● **WORK TO DO**
Exactly and only the lines from the one containing "Read this page and output its text content." through the close of the entries below are to be set down.

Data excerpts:
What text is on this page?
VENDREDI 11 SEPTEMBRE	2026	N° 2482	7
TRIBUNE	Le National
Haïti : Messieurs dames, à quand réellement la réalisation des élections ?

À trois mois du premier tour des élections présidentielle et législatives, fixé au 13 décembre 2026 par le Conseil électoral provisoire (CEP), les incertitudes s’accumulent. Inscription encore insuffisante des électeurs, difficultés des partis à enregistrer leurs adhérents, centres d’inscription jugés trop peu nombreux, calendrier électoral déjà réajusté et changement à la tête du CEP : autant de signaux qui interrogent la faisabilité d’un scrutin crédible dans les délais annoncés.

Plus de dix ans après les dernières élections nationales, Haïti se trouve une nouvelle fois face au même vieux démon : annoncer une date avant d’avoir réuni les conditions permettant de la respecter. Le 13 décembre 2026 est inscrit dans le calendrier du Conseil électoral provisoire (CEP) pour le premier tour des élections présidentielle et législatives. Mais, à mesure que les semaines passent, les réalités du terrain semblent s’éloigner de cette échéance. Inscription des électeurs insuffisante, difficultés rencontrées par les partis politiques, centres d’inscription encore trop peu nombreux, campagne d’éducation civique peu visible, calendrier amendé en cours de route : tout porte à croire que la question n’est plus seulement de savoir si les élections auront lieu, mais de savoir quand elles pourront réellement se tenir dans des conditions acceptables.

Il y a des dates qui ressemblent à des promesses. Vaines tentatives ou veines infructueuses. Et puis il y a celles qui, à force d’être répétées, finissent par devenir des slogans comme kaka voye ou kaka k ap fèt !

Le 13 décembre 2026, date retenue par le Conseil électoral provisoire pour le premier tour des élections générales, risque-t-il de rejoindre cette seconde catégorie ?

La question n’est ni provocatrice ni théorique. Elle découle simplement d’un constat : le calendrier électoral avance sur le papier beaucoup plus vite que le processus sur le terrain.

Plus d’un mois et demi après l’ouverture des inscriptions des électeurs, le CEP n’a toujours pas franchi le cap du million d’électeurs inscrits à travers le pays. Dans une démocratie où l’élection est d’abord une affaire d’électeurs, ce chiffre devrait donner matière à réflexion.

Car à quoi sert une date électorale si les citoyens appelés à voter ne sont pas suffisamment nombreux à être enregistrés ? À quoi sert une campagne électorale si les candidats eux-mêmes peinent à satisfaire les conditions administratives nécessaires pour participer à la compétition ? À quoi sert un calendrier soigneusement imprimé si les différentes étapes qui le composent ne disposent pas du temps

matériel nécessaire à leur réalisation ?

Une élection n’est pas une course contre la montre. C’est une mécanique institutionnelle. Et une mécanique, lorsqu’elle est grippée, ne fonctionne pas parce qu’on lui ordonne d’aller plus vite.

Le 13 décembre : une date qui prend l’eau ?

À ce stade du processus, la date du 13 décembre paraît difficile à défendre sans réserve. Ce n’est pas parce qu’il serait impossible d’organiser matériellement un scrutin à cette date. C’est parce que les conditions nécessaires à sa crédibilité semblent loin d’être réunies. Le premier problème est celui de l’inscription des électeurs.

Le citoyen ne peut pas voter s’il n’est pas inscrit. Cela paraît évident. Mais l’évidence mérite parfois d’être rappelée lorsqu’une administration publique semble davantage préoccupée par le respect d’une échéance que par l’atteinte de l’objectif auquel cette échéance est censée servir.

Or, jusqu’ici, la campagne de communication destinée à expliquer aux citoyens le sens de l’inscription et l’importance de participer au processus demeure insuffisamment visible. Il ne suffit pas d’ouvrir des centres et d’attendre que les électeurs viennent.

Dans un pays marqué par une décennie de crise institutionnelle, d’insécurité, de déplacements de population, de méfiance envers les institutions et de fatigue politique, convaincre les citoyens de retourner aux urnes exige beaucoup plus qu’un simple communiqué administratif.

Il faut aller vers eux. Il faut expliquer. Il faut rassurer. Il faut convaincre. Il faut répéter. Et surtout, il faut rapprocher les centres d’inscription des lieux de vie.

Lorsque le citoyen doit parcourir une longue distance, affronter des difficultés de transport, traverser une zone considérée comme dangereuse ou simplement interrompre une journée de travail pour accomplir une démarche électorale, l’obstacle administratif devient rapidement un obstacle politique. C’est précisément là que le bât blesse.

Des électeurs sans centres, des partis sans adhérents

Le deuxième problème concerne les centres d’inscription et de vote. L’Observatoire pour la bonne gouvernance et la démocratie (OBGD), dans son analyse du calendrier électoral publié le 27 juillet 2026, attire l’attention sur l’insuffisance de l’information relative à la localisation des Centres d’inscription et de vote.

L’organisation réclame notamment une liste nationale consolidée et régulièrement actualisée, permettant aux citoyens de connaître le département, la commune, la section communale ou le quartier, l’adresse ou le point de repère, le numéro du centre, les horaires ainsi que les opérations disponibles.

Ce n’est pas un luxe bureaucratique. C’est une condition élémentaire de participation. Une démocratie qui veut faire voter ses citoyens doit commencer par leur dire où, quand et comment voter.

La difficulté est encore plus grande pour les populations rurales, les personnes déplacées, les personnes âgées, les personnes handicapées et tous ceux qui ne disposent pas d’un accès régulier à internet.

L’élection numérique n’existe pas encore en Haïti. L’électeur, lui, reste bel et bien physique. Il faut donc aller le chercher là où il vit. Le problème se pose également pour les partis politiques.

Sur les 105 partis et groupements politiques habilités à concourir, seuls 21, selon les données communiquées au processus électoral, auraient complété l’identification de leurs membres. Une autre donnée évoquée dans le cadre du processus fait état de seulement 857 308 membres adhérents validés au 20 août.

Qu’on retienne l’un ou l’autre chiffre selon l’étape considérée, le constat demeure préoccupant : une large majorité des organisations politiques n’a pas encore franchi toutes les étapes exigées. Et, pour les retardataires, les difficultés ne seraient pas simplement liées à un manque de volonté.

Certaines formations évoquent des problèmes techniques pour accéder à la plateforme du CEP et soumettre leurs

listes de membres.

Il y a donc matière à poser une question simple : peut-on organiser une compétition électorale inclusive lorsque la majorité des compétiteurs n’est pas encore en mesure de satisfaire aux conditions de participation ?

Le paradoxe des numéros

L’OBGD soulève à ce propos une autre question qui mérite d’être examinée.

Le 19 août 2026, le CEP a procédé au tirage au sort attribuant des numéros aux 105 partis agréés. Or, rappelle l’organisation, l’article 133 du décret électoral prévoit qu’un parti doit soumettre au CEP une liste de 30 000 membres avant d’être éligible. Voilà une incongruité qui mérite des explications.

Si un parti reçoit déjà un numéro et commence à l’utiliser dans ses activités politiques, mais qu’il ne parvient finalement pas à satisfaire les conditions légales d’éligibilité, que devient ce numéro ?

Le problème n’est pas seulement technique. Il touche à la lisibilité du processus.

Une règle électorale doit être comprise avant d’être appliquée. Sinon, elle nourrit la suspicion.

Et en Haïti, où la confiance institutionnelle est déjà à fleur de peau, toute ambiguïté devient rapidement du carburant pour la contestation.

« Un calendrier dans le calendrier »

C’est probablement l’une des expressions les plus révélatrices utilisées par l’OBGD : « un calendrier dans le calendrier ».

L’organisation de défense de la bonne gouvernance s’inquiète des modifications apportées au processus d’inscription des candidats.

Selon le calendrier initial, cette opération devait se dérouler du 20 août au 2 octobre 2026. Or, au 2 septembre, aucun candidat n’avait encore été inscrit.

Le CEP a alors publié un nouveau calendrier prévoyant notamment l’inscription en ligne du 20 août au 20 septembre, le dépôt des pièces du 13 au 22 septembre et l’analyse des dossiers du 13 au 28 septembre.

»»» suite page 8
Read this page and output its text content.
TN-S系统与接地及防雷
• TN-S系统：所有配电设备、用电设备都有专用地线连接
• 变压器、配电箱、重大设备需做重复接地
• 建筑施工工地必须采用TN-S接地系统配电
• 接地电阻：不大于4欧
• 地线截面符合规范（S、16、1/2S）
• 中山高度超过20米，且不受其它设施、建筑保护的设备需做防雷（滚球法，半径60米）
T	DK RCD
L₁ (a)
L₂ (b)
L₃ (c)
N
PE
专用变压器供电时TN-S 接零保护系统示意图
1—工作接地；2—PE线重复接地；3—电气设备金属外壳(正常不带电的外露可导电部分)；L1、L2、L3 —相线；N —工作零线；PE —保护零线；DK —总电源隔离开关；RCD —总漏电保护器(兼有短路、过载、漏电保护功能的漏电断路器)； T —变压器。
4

● **COMPLETED EXERCISE**
Read this page and output its text content.
TN-S系统与接地及防雷
• TN-S系统：所有配电设备、用电设备都有专用地线连接
• 变压器、配电箱、重大设备需做重复接地
• 建筑施工工地必须采用TN-S接地系统配电
• 接地电阻：不大于4欧
• 地线截面符合规范（S、16、1/2S）
• 中山高度超过20米，且不受其它设施、建筑保护的设备需做防雷（滚球法，半径60米）
T	DK RCD
L₁ (a)
L₂ (b)
L₃ (c)
N
PE
专用变压器供电时TN-S 接零保护系统示意图
1—工作接地；2—PE线重复接地；3—电气设备金属外壳(正常不带电的外露可导电部分)；L1、L2、L3 —相线；N —工作零线；PE —保护零线；DK —总电源隔离开关；RCD —总漏电保护器(兼有短路、过载、漏电保护功能的漏电断路器)； T —变压器。
4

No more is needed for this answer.